» Task inputs:
★ ★ ★
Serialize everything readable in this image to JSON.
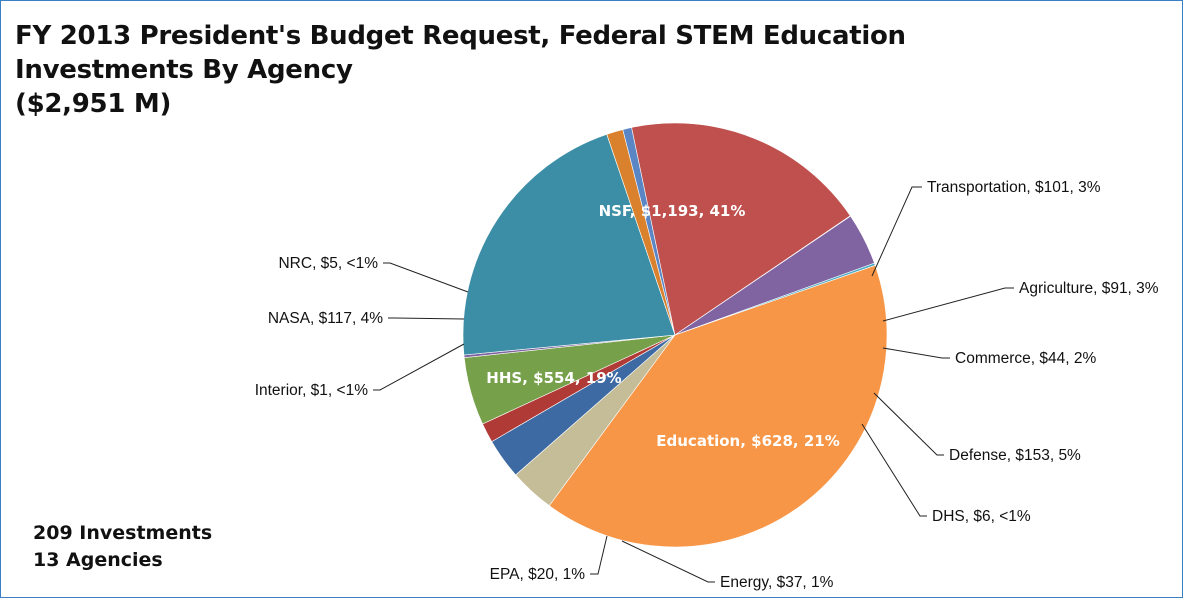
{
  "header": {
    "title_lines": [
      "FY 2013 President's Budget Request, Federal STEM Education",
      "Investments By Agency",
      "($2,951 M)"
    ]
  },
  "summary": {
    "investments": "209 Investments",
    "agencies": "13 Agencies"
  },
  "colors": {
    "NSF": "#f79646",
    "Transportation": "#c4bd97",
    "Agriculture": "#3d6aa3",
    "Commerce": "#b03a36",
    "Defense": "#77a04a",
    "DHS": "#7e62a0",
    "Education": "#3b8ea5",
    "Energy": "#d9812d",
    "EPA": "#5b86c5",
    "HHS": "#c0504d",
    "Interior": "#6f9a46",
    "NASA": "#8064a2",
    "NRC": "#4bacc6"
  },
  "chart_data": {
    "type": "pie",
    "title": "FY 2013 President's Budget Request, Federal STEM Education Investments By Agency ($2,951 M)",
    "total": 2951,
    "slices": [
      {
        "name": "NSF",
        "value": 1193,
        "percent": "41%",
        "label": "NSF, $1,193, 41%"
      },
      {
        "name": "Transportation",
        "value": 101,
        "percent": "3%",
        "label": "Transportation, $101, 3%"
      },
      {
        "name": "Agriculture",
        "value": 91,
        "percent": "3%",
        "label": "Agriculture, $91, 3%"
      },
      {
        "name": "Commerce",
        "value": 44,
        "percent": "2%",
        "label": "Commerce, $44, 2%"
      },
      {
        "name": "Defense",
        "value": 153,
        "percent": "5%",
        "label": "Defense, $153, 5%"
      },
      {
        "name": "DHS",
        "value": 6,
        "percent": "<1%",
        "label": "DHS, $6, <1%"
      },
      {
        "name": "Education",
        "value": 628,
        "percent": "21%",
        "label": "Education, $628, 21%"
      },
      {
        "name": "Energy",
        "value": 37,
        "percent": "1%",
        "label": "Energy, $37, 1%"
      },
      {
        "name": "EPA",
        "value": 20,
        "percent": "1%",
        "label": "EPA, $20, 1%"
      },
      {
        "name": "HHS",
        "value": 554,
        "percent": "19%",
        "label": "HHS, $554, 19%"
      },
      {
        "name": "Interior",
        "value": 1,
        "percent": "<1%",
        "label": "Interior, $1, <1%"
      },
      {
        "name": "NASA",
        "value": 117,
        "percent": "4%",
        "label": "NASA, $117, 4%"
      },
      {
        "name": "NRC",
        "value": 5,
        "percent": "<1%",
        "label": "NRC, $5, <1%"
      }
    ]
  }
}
★ ★ ★
» Exercise aim:
Your task is to list each line of the records with the word "Request".

» Final result:
      "FY 2013 President's Budget Request, Federal STEM Education",
    "title": "FY 2013 President's Budget Request, Federal STEM Education Investments By Agency ($2,951 M)",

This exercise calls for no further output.